### THE PROBLEM
Repeat all of the material below exactly as written, images excluded.

### Data records
..............................

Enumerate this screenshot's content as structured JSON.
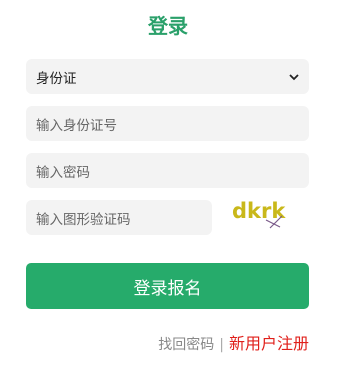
{
  "title": "登录",
  "id_type": {
    "selected": "身份证"
  },
  "inputs": {
    "id_placeholder": "输入身份证号",
    "password_placeholder": "输入密码",
    "captcha_placeholder": "输入图形验证码"
  },
  "captcha_text": "dkrk",
  "login_button": "登录报名",
  "links": {
    "recover": "找回密码",
    "separator": "|",
    "register": "新用户注册"
  },
  "colors": {
    "accent": "#26ab6b",
    "title": "#2aa06a",
    "register": "#e0201b",
    "captcha": "#c9b81a"
  }
}
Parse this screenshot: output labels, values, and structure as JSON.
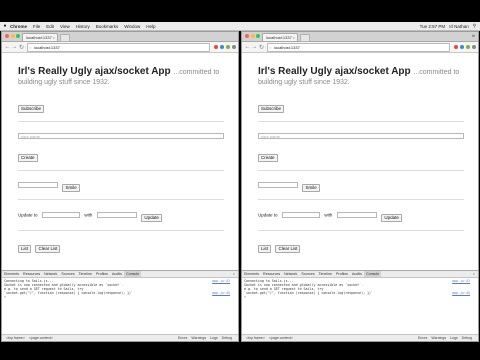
{
  "menubar": {
    "apple": "",
    "items": [
      "Chrome",
      "File",
      "Edit",
      "View",
      "History",
      "Bookmarks",
      "Window",
      "Help"
    ],
    "right_time": "Tue 2:57 PM",
    "right_user": "Irl Nathan"
  },
  "windows": [
    {
      "tab_title": "localhost:1337",
      "url": "localhost:1337",
      "profile": "",
      "page": {
        "title": "Irl's Really Ugly ajax/socket App",
        "tagline": "...committed to",
        "tagline2": "building ugly stuff since 1932.",
        "subscribe": "Subscribe",
        "name_placeholder": "your name",
        "create": "Create",
        "smile": "Smile",
        "update_to": "Update to",
        "with": "with",
        "update": "Update",
        "list": "List",
        "clear_list": "Clear List"
      },
      "devtools": {
        "tabs": [
          "Elements",
          "Resources",
          "Network",
          "Sources",
          "Timeline",
          "Profiles",
          "Audits",
          "Console"
        ],
        "console": [
          {
            "text": "Connecting to Sails.js...",
            "src": "app.js:42"
          },
          {
            "text": "Socket is now connected and globally accessible as `socket`.",
            "src": ""
          },
          {
            "text": "e.g. to send a GET request to Sails, try",
            "src": ""
          },
          {
            "text": "`socket.get(\"/\", function (response) { console.log(response); })`",
            "src": "app.js:45"
          }
        ],
        "prompt": ">",
        "status": [
          "<top frame>",
          "<page context>",
          "Errors",
          "Warnings",
          "Logs",
          "Debug"
        ]
      }
    },
    {
      "tab_title": "localhost:1337",
      "url": "localhost:1337",
      "profile": "Irl",
      "page": {
        "title": "Irl's Really Ugly ajax/socket App",
        "tagline": "...committed to",
        "tagline2": "building ugly stuff since 1932.",
        "subscribe": "Subscribe",
        "name_placeholder": "your name",
        "create": "Create",
        "smile": "Smile",
        "update_to": "Update to",
        "with": "with",
        "update": "Update",
        "list": "List",
        "clear_list": "Clear List"
      },
      "devtools": {
        "tabs": [
          "Elements",
          "Resources",
          "Network",
          "Sources",
          "Timeline",
          "Profiles",
          "Audits",
          "Console"
        ],
        "console": [
          {
            "text": "Connecting to Sails.js...",
            "src": "app.js:42"
          },
          {
            "text": "Socket is now connected and globally accessible as `socket`.",
            "src": ""
          },
          {
            "text": "e.g. to send a GET request to Sails, try",
            "src": ""
          },
          {
            "text": "`socket.get(\"/\", function (response) { console.log(response); })`",
            "src": "app.js:45"
          }
        ],
        "prompt": ">",
        "status": [
          "<top frame>",
          "<page context>",
          "Errors",
          "Warnings",
          "Logs",
          "Debug"
        ]
      }
    }
  ],
  "colors": {
    "traffic_red": "#fc605b",
    "traffic_yellow": "#fdbc40",
    "traffic_green": "#34c84a",
    "console_link": "#5a7dbf"
  }
}
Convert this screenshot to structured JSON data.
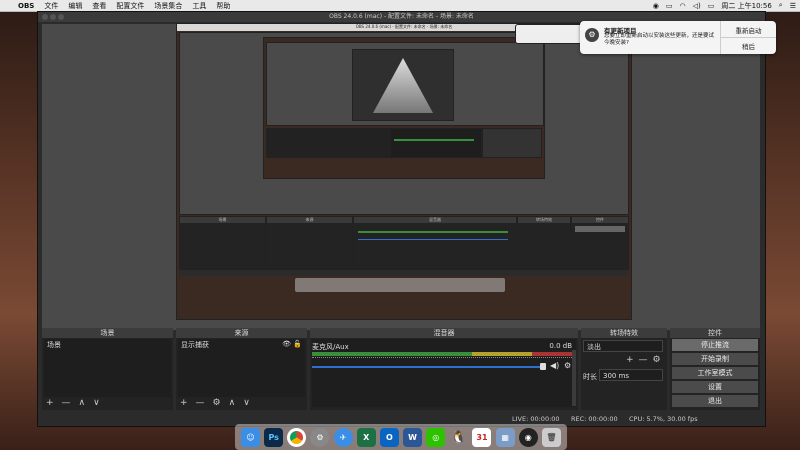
{
  "menubar": {
    "apple": "",
    "app": "OBS",
    "items": [
      "文件",
      "编辑",
      "查看",
      "配置文件",
      "场景集合",
      "工具",
      "帮助"
    ],
    "right": {
      "battery": "",
      "day_time": "周二 上午10:56"
    }
  },
  "window": {
    "title": "OBS 24.0.6 (mac) - 配置文件: 未命名 - 场景: 未命名"
  },
  "nested": {
    "title1": "OBS 24.0.6 (mac) - 配置文件: 未命名 - 场景: 未命名"
  },
  "notification": {
    "title": "有更新项目",
    "body": "您要立即重新启动以安装这些更新，还是要试今晚安装?",
    "btn_restart": "重新启动",
    "btn_later": "稍后"
  },
  "docks": {
    "scenes": {
      "title": "场景",
      "items": [
        "场景"
      ]
    },
    "sources": {
      "title": "来源",
      "items": [
        "显示捕获"
      ]
    },
    "mixer": {
      "title": "混音器",
      "track_name": "麦克风/Aux",
      "track_db": "0.0 dB"
    },
    "transitions": {
      "title": "转场特效",
      "type": "淡出",
      "duration_label": "时长",
      "duration_value": "300 ms"
    },
    "controls": {
      "title": "控件",
      "buttons": [
        "停止推流",
        "开始录制",
        "工作室模式",
        "设置",
        "退出"
      ]
    }
  },
  "foot": {
    "plus": "+",
    "minus": "—",
    "up": "∧",
    "down": "∨",
    "gear": "⚙"
  },
  "status": {
    "live": "LIVE: 00:00:00",
    "rec": "REC: 00:00:00",
    "cpu": "CPU: 5.7%, 30.00 fps"
  },
  "dock_icons": [
    "finder-icon",
    "photoshop-icon",
    "chrome-icon",
    "settings-icon",
    "safari-icon",
    "excel-icon",
    "outlook-icon",
    "word-icon",
    "wechat-icon",
    "qq-icon",
    "calendar-icon",
    "photos-icon",
    "obs-icon",
    "trash-icon"
  ],
  "dock_labels": {
    "ps": "Ps",
    "x": "X",
    "o": "O",
    "w": "W",
    "cal": "31"
  },
  "colors": {
    "accent_blue": "#2f6fcf",
    "meter_green": "#3a8f3a",
    "meter_yellow": "#b5a330",
    "meter_red": "#a33"
  }
}
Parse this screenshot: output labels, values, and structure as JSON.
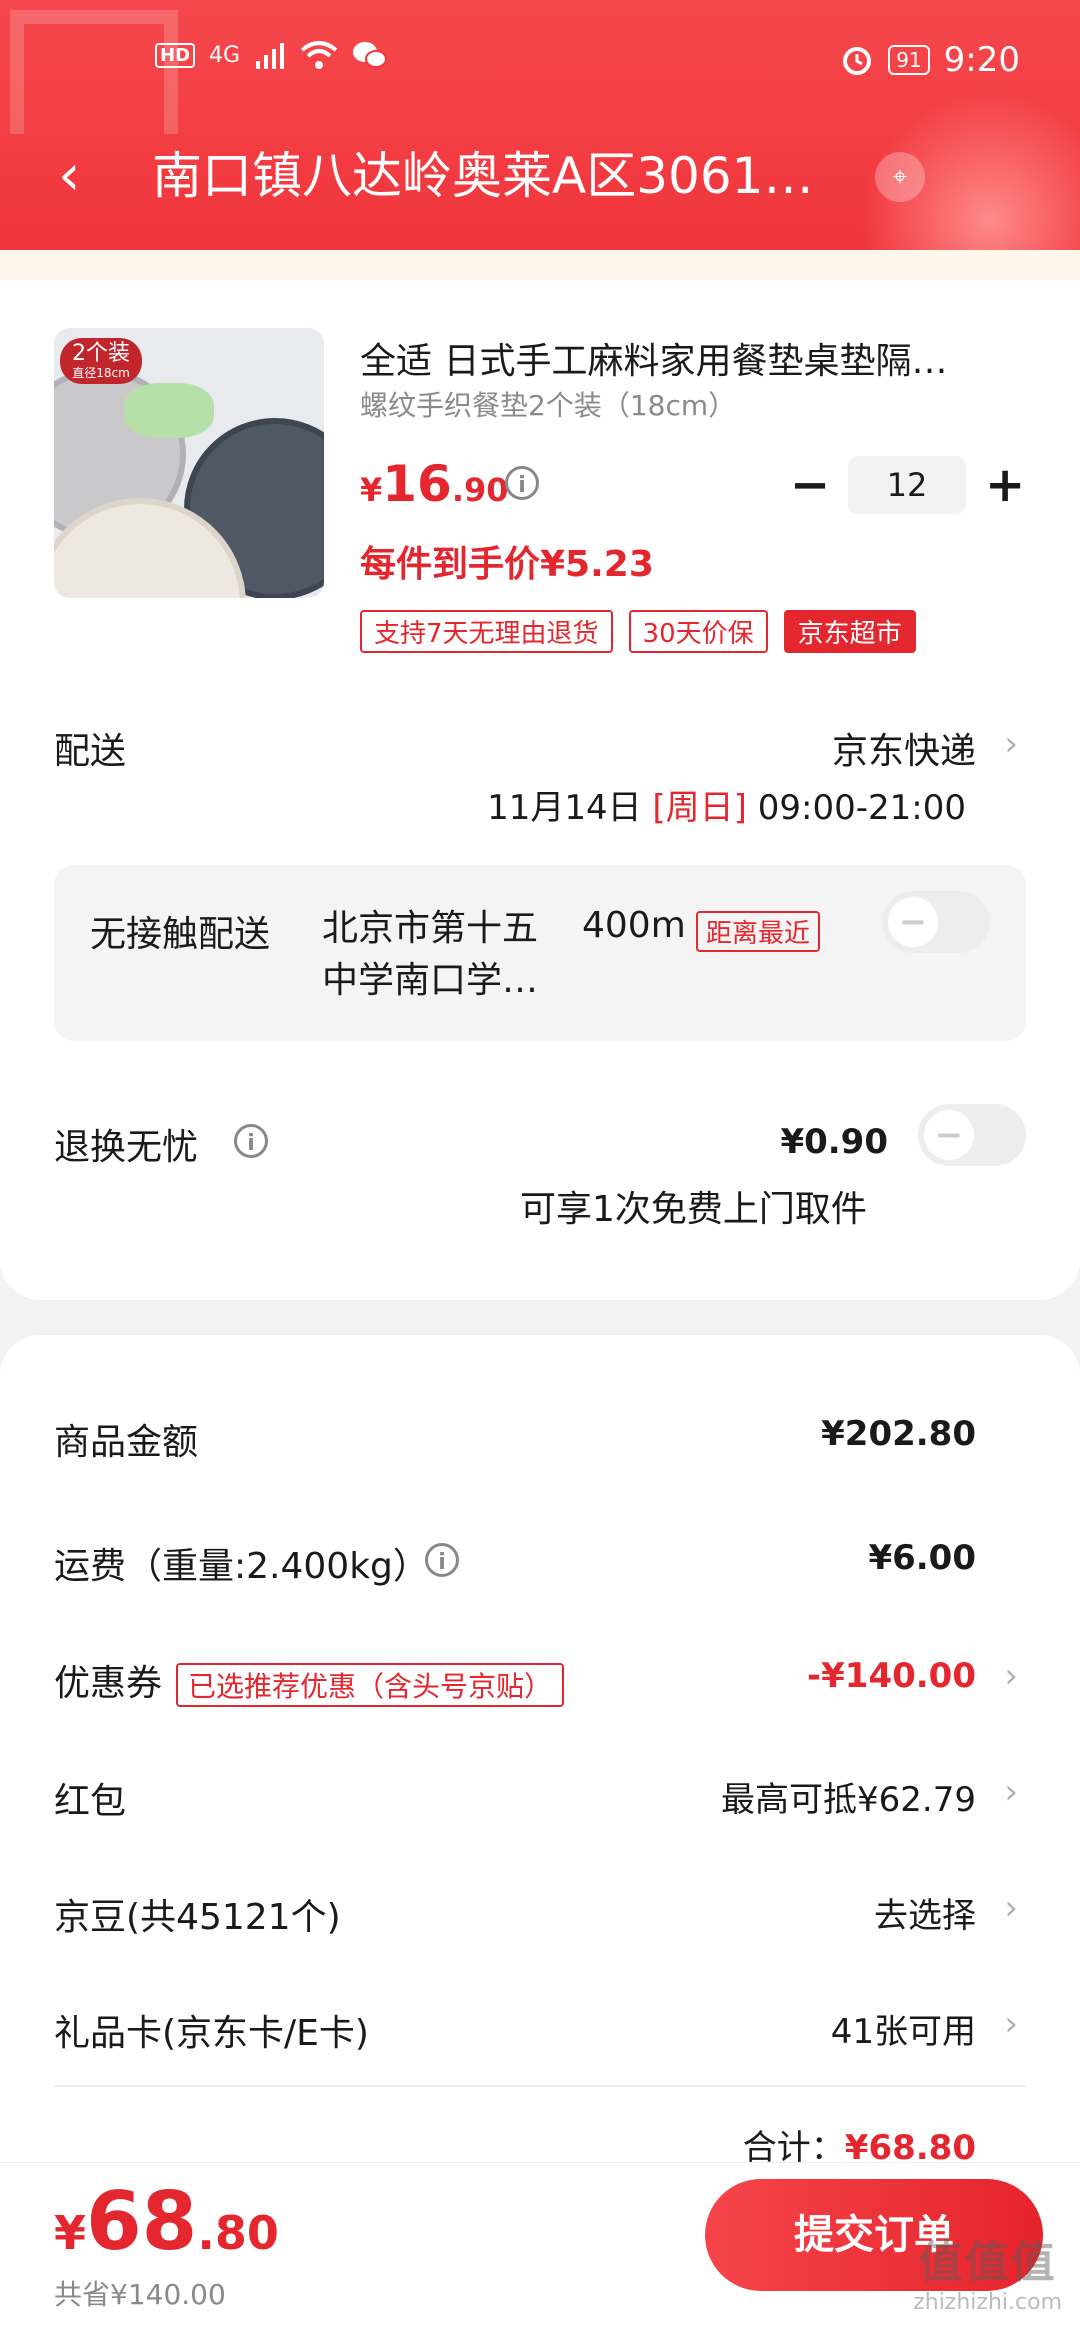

..............................

### REPLY TO THE TASK
Enumerate this screenshot's content as structured JSON.
{
  "title": "登录",
  "id_type": {
    "selected": "身份证"
  },
  "inputs": {
    "id_placeholder": "输入身份证号",
    "password_placeholder": "输入密码",
    "captcha_placeholder": "输入图形验证码"
  },
  "captcha_text": "dkrk",
  "login_button": "登录报名",
  "links": {
    "recover": "找回密码",
    "separator": "|",
    "register": "新用户注册"
  },
  "colors": {
    "accent": "#26ab6b",
    "title": "#2aa06a",
    "register": "#e0201b",
    "captcha": "#c9b81a"
  }
}
Parse this screenshot: output labels, values, and structure as JSON.
{
  "menubar": {
    "apple": "",
    "items": [
      "Chrome",
      "File",
      "Edit",
      "View",
      "History",
      "Bookmarks",
      "Window",
      "Help"
    ],
    "right_time": "Tue 2:57 PM",
    "right_user": "Irl Nathan"
  },
  "windows": [
    {
      "tab_title": "localhost:1337",
      "url": "localhost:1337",
      "profile": "",
      "page": {
        "title": "Irl's Really Ugly ajax/socket App",
        "tagline": "...committed to",
        "tagline2": "building ugly stuff since 1932.",
        "subscribe": "Subscribe",
        "name_placeholder": "your name",
        "create": "Create",
        "smile": "Smile",
        "update_to": "Update to",
        "with": "with",
        "update": "Update",
        "list": "List",
        "clear_list": "Clear List"
      },
      "devtools": {
        "tabs": [
          "Elements",
          "Resources",
          "Network",
          "Sources",
          "Timeline",
          "Profiles",
          "Audits",
          "Console"
        ],
        "console": [
          {
            "text": "Connecting to Sails.js...",
            "src": "app.js:42"
          },
          {
            "text": "Socket is now connected and globally accessible as `socket`.",
            "src": ""
          },
          {
            "text": "e.g. to send a GET request to Sails, try",
            "src": ""
          },
          {
            "text": "`socket.get(\"/\", function (response) { console.log(response); })`",
            "src": "app.js:45"
          }
        ],
        "prompt": ">",
        "status": [
          "<top frame>",
          "<page context>",
          "Errors",
          "Warnings",
          "Logs",
          "Debug"
        ]
      }
    },
    {
      "tab_title": "localhost:1337",
      "url": "localhost:1337",
      "profile": "Irl",
      "page": {
        "title": "Irl's Really Ugly ajax/socket App",
        "tagline": "...committed to",
        "tagline2": "building ugly stuff since 1932.",
        "subscribe": "Subscribe",
        "name_placeholder": "your name",
        "create": "Create",
        "smile": "Smile",
        "update_to": "Update to",
        "with": "with",
        "update": "Update",
        "list": "List",
        "clear_list": "Clear List"
      },
      "devtools": {
        "tabs": [
          "Elements",
          "Resources",
          "Network",
          "Sources",
          "Timeline",
          "Profiles",
          "Audits",
          "Console"
        ],
        "console": [
          {
            "text": "Connecting to Sails.js...",
            "src": "app.js:42"
          },
          {
            "text": "Socket is now connected and globally accessible as `socket`.",
            "src": ""
          },
          {
            "text": "e.g. to send a GET request to Sails, try",
            "src": ""
          },
          {
            "text": "`socket.get(\"/\", function (response) { console.log(response); })`",
            "src": "app.js:45"
          }
        ],
        "prompt": ">",
        "status": [
          "<top frame>",
          "<page context>",
          "Errors",
          "Warnings",
          "Logs",
          "Debug"
        ]
      }
    }
  ],
  "colors": {
    "traffic_red": "#fc605b",
    "traffic_yellow": "#fdbc40",
    "traffic_green": "#34c84a",
    "console_link": "#5a7dbf"
  }
}
Convert this screenshot to structured JSON data.
{
  "menubar": {
    "apple": "",
    "app": "OBS",
    "items": [
      "文件",
      "编辑",
      "查看",
      "配置文件",
      "场景集合",
      "工具",
      "帮助"
    ],
    "right": {
      "battery": "",
      "day_time": "周二 上午10:56"
    }
  },
  "window": {
    "title": "OBS 24.0.6 (mac) - 配置文件: 未命名 - 场景: 未命名"
  },
  "nested": {
    "title1": "OBS 24.0.6 (mac) - 配置文件: 未命名 - 场景: 未命名"
  },
  "notification": {
    "title": "有更新项目",
    "body": "您要立即重新启动以安装这些更新，还是要试今晚安装?",
    "btn_restart": "重新启动",
    "btn_later": "稍后"
  },
  "docks": {
    "scenes": {
      "title": "场景",
      "items": [
        "场景"
      ]
    },
    "sources": {
      "title": "来源",
      "items": [
        "显示捕获"
      ]
    },
    "mixer": {
      "title": "混音器",
      "track_name": "麦克风/Aux",
      "track_db": "0.0 dB"
    },
    "transitions": {
      "title": "转场特效",
      "type": "淡出",
      "duration_label": "时长",
      "duration_value": "300 ms"
    },
    "controls": {
      "title": "控件",
      "buttons": [
        "停止推流",
        "开始录制",
        "工作室模式",
        "设置",
        "退出"
      ]
    }
  },
  "foot": {
    "plus": "+",
    "minus": "—",
    "up": "∧",
    "down": "∨",
    "gear": "⚙"
  },
  "status": {
    "live": "LIVE: 00:00:00",
    "rec": "REC: 00:00:00",
    "cpu": "CPU: 5.7%, 30.00 fps"
  },
  "dock_icons": [
    "finder-icon",
    "photoshop-icon",
    "chrome-icon",
    "settings-icon",
    "safari-icon",
    "excel-icon",
    "outlook-icon",
    "word-icon",
    "wechat-icon",
    "qq-icon",
    "calendar-icon",
    "photos-icon",
    "obs-icon",
    "trash-icon"
  ],
  "dock_labels": {
    "ps": "Ps",
    "x": "X",
    "o": "O",
    "w": "W",
    "cal": "31"
  },
  "colors": {
    "accent_blue": "#2f6fcf",
    "meter_green": "#3a8f3a",
    "meter_yellow": "#b5a330",
    "meter_red": "#a33"
  }
}
Parse this screenshot: output labels, values, and structure as JSON.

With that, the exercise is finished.